PROBLEM DETAILS: Translate this sentence from the North Korea news item below into Spanish: "North Korea launched a rocket Feb. 7, carrying what it said was an Earth observation satellite into space."

STUDY TEXT:
════

Seoul: Pyongyang used money from joint factories for weapons


              A man walks past portraits of the late North Korean leaders Kim Il Sung and Kim Jong Il, at the Kim Il Sung Square on Sunday, Feb. 14, 2016, in Pyongyang, North Korea. North Korea launched a rocket Feb. 7, carrying what it said was an Earth observation satellite into space. The U.N. Security Council condemned North Korea's launch of a long-range rocket that world leaders called a banned test of ballistic missile technology and another "intolerable provocation." The U.N.'s most powerful body pledged to quickly adopt a new resolution with "significant" new sanctions. (AP Photo/Wong Maye-E)

════

EXCERPTED DATA:
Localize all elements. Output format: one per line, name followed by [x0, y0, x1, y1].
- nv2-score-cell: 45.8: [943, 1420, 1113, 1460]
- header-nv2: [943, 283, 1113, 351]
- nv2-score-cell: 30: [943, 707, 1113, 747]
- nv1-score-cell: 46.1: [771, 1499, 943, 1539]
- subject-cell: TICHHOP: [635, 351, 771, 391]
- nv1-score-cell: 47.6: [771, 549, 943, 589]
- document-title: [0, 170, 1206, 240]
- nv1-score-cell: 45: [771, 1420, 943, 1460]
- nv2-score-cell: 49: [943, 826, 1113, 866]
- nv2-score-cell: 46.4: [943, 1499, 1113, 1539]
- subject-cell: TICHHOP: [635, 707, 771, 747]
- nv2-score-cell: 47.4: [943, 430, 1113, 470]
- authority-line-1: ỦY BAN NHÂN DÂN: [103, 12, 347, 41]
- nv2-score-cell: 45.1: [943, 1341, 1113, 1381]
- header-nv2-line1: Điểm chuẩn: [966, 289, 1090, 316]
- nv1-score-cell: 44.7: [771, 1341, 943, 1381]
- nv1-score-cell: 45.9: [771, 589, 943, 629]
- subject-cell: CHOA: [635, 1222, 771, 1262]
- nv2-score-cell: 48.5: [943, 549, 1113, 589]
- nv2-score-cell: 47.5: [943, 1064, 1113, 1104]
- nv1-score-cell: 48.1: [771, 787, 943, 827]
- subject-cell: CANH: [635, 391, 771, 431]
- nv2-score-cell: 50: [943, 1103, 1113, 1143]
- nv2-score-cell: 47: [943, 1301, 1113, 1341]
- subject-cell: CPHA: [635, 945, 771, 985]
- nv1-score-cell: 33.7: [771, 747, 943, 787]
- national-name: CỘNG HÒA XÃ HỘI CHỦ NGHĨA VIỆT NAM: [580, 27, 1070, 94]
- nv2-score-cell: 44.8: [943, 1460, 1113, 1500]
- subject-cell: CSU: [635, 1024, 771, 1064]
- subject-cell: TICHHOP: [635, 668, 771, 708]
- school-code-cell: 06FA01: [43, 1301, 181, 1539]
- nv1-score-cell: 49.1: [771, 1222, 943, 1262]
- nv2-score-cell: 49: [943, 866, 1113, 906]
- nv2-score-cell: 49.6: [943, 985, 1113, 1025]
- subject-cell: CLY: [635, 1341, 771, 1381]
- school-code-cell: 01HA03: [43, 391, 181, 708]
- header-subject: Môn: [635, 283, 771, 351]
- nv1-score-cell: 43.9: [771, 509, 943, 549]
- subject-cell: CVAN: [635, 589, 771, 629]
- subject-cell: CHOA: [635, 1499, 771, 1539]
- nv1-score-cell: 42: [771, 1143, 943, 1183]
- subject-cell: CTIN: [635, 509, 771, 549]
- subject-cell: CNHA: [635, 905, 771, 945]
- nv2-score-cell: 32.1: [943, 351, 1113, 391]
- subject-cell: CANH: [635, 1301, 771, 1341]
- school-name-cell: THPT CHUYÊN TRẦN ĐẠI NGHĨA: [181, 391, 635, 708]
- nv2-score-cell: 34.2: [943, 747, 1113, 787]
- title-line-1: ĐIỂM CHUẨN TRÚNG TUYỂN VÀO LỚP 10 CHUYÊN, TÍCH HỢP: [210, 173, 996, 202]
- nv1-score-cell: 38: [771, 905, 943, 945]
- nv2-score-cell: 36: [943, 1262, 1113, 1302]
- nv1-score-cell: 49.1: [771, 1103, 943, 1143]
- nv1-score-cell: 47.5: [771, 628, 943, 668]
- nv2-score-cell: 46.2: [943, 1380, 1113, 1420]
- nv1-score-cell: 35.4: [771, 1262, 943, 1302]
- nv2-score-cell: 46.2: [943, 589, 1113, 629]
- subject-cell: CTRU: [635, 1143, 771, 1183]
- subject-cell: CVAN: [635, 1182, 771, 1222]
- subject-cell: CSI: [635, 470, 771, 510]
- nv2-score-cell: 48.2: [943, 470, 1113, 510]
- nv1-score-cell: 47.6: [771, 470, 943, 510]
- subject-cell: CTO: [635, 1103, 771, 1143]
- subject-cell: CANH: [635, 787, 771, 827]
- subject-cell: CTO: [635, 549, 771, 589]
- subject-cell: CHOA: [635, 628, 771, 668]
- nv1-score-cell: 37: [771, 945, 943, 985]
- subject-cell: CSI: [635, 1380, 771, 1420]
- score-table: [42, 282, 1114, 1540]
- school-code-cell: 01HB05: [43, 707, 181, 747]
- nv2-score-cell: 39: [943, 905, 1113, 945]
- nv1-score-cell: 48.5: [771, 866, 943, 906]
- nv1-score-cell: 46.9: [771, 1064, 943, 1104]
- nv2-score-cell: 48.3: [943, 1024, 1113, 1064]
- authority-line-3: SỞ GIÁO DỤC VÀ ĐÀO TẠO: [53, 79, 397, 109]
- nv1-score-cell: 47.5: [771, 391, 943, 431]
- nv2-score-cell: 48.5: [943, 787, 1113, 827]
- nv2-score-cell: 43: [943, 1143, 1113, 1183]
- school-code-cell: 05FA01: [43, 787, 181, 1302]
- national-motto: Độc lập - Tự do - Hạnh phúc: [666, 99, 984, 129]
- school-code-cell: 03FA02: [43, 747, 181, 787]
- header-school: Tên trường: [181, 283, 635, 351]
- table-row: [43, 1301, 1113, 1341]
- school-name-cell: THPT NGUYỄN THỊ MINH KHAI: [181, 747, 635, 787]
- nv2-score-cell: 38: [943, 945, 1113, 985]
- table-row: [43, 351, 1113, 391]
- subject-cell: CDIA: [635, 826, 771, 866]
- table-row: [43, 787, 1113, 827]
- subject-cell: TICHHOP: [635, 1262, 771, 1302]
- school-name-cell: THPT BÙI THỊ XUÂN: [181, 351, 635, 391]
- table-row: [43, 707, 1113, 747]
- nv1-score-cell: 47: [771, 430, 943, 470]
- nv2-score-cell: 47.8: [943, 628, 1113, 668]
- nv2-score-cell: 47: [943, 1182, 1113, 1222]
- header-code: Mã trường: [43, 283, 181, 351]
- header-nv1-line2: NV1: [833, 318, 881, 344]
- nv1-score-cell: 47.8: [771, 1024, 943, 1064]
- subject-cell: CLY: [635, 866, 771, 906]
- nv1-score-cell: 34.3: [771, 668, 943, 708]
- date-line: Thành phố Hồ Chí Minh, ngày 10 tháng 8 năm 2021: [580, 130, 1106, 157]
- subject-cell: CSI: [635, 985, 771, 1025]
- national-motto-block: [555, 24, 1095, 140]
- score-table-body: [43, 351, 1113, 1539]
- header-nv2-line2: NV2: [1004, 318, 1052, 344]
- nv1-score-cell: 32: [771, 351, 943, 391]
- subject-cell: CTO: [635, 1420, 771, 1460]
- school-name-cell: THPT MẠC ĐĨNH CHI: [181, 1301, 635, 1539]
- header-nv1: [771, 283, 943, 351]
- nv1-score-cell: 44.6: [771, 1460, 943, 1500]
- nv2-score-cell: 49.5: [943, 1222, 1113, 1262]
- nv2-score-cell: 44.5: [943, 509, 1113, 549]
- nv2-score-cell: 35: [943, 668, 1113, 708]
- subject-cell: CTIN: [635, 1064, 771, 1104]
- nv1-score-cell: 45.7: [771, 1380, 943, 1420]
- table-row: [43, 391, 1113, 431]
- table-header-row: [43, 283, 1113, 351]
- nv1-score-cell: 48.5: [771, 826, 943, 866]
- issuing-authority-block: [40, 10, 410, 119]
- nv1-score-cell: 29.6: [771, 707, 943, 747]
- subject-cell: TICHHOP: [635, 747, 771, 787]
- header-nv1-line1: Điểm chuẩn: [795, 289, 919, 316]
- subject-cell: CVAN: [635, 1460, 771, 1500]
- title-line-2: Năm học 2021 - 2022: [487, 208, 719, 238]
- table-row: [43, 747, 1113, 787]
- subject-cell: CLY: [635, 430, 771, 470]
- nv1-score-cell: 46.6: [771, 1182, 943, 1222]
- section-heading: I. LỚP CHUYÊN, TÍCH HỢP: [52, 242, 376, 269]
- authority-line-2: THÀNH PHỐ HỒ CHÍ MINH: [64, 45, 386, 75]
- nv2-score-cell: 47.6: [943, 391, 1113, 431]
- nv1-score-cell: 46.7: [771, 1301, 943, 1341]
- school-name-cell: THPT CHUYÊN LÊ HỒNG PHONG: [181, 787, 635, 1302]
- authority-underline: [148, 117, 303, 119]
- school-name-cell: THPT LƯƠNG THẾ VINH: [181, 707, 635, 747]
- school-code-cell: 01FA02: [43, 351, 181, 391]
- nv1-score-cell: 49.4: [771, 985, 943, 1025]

════

RESPONSE BOX: Corea del Norte lanzó un cohete el 7 de febrero, que llevaba al espacio lo que, según afirmó, era un satélite de observación de la Tierra.